--- BEGIN GIVEN ENTRIES ---

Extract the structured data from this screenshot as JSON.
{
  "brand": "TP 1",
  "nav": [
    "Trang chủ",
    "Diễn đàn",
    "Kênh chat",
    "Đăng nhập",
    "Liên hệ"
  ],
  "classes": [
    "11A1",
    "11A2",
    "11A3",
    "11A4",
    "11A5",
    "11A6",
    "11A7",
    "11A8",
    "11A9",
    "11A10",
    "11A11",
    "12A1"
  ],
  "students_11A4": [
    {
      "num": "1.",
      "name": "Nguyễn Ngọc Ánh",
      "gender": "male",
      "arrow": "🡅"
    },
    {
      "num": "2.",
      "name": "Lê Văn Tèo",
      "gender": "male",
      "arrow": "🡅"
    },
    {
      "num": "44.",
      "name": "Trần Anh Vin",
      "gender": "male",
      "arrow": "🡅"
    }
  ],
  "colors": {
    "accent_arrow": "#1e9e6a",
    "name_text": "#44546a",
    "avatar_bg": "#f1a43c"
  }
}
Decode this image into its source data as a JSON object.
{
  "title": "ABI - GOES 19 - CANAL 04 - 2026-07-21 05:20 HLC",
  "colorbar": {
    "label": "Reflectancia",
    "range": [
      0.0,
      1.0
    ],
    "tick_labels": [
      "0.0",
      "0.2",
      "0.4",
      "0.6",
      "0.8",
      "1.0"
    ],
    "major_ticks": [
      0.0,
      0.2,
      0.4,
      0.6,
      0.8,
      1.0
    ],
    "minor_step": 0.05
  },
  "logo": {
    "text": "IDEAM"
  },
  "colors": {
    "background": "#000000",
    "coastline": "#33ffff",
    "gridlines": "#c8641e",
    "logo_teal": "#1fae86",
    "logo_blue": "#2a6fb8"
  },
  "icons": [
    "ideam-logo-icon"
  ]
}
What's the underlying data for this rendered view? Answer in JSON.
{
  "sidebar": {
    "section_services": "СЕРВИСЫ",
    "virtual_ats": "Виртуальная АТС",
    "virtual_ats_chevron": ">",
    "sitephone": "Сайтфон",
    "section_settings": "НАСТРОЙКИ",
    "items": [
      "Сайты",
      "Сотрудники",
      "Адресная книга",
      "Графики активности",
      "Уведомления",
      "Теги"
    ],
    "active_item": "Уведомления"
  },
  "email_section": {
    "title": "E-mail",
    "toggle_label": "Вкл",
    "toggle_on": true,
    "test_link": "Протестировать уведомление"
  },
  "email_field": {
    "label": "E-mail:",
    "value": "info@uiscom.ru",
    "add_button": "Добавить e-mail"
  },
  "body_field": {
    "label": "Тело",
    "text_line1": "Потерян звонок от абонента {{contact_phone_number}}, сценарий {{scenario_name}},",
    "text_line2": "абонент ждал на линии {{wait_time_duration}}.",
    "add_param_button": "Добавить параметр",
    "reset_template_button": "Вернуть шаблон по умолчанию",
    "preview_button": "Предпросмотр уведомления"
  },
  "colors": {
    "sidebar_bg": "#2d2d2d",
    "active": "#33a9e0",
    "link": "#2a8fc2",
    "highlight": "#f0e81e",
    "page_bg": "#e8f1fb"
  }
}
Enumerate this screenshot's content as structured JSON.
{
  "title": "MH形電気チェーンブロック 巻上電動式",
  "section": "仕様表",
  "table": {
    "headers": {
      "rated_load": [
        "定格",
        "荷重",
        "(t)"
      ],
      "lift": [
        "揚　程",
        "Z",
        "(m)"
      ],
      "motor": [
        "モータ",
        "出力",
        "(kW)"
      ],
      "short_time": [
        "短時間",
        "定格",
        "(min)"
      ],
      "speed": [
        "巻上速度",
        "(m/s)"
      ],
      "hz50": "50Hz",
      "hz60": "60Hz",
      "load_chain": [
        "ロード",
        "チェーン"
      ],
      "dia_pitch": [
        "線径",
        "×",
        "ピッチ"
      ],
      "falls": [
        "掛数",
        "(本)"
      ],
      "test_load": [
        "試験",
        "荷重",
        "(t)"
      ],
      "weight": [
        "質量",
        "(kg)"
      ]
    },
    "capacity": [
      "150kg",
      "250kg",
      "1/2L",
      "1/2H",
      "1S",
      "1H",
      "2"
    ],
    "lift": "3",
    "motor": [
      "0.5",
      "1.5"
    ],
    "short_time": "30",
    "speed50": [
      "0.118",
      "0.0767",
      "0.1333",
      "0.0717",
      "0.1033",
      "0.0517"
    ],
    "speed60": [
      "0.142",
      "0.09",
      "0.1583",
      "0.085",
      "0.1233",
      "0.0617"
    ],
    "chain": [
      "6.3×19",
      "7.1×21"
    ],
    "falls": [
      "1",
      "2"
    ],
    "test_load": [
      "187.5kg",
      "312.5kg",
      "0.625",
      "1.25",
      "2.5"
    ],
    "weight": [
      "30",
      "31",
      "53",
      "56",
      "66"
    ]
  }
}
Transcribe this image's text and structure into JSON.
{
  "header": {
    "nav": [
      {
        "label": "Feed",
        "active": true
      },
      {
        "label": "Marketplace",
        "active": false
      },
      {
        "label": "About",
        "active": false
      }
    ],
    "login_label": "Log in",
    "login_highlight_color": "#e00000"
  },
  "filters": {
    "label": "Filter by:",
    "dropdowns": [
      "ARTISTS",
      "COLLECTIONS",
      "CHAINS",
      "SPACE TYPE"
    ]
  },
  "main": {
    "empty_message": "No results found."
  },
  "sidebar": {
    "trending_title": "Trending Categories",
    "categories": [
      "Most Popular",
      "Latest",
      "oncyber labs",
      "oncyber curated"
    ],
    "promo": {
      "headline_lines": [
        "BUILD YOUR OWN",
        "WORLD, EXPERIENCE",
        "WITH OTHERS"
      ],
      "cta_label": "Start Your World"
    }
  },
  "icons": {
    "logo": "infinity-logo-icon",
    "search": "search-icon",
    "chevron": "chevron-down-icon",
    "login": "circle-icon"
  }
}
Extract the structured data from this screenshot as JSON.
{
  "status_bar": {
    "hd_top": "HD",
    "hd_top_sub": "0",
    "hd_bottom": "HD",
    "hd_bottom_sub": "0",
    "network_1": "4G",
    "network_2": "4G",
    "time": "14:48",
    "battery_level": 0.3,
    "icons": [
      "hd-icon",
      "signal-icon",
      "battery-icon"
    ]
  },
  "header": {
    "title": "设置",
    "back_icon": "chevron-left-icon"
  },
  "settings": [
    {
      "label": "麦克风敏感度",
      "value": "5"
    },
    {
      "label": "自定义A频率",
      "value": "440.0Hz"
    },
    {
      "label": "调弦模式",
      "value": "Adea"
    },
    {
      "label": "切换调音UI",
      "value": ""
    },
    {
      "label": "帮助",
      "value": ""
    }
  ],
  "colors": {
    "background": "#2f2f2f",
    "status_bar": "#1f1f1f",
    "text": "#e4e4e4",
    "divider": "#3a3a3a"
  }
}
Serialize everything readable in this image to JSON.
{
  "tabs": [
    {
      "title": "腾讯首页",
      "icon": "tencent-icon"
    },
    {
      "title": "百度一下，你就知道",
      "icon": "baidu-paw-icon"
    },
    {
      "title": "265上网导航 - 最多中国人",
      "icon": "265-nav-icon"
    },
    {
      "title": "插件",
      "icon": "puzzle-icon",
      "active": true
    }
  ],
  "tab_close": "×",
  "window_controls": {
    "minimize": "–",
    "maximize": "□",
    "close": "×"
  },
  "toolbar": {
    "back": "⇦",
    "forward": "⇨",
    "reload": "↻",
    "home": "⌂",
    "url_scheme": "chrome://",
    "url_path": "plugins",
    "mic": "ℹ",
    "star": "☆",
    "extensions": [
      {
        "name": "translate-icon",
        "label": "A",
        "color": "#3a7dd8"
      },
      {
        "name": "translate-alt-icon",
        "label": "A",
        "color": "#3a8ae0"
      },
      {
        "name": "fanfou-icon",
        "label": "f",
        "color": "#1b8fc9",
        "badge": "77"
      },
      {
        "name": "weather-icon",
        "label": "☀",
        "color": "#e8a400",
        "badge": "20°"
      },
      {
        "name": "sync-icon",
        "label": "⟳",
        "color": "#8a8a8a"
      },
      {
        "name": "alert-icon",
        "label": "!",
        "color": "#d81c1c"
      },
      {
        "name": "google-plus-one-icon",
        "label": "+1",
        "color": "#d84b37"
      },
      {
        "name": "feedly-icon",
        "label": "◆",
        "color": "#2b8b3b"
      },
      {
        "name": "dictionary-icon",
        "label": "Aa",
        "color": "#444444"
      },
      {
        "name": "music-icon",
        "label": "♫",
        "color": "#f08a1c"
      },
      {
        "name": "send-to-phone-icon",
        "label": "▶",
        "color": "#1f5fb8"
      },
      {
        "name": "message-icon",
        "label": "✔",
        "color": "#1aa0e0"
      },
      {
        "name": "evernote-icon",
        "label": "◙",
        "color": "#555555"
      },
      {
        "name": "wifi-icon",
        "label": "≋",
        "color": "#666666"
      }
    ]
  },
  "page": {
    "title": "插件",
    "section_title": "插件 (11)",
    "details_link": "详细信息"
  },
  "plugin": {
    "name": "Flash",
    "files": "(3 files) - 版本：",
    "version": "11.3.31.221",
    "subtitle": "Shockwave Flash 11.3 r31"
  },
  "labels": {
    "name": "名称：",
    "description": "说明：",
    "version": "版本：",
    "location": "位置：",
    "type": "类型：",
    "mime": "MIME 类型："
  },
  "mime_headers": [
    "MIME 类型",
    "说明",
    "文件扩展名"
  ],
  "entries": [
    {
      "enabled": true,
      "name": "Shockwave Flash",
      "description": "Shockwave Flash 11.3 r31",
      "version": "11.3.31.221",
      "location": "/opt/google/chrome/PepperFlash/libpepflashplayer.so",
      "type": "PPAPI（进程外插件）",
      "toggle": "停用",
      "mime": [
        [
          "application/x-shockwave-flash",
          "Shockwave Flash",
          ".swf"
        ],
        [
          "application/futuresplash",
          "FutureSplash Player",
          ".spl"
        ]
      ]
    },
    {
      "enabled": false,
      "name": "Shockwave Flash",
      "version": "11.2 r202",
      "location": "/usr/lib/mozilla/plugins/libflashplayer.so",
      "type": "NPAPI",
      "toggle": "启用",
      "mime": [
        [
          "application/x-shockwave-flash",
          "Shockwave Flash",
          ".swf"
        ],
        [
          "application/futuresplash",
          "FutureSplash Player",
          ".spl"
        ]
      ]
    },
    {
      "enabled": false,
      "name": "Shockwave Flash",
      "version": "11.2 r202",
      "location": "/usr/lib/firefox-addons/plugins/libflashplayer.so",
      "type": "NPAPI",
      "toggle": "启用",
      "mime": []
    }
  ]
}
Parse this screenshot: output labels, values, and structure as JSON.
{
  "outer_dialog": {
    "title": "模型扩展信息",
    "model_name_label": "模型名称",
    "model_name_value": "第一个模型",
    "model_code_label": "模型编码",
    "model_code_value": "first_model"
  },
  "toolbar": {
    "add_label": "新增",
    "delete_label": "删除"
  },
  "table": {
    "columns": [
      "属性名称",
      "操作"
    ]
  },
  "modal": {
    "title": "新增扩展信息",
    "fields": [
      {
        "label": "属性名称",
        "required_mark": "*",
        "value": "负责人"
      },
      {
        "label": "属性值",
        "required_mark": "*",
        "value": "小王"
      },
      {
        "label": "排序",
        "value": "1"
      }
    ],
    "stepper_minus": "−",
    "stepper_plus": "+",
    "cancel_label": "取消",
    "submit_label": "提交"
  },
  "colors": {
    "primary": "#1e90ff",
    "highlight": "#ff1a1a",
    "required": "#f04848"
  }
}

--- END GIVEN ENTRIES ---

Repeat exactly the lines above from the line that contains "Parse this screenshot: output" through the end. Include both of these ends; leave out everything else.

• [EXERCISE ANSWER]
Parse this screenshot: output labels, values, and structure as JSON.
{
  "outer_dialog": {
    "title": "模型扩展信息",
    "model_name_label": "模型名称",
    "model_name_value": "第一个模型",
    "model_code_label": "模型编码",
    "model_code_value": "first_model"
  },
  "toolbar": {
    "add_label": "新增",
    "delete_label": "删除"
  },
  "table": {
    "columns": [
      "属性名称",
      "操作"
    ]
  },
  "modal": {
    "title": "新增扩展信息",
    "fields": [
      {
        "label": "属性名称",
        "required_mark": "*",
        "value": "负责人"
      },
      {
        "label": "属性值",
        "required_mark": "*",
        "value": "小王"
      },
      {
        "label": "排序",
        "value": "1"
      }
    ],
    "stepper_minus": "−",
    "stepper_plus": "+",
    "cancel_label": "取消",
    "submit_label": "提交"
  },
  "colors": {
    "primary": "#1e90ff",
    "highlight": "#ff1a1a",
    "required": "#f04848"
  }
}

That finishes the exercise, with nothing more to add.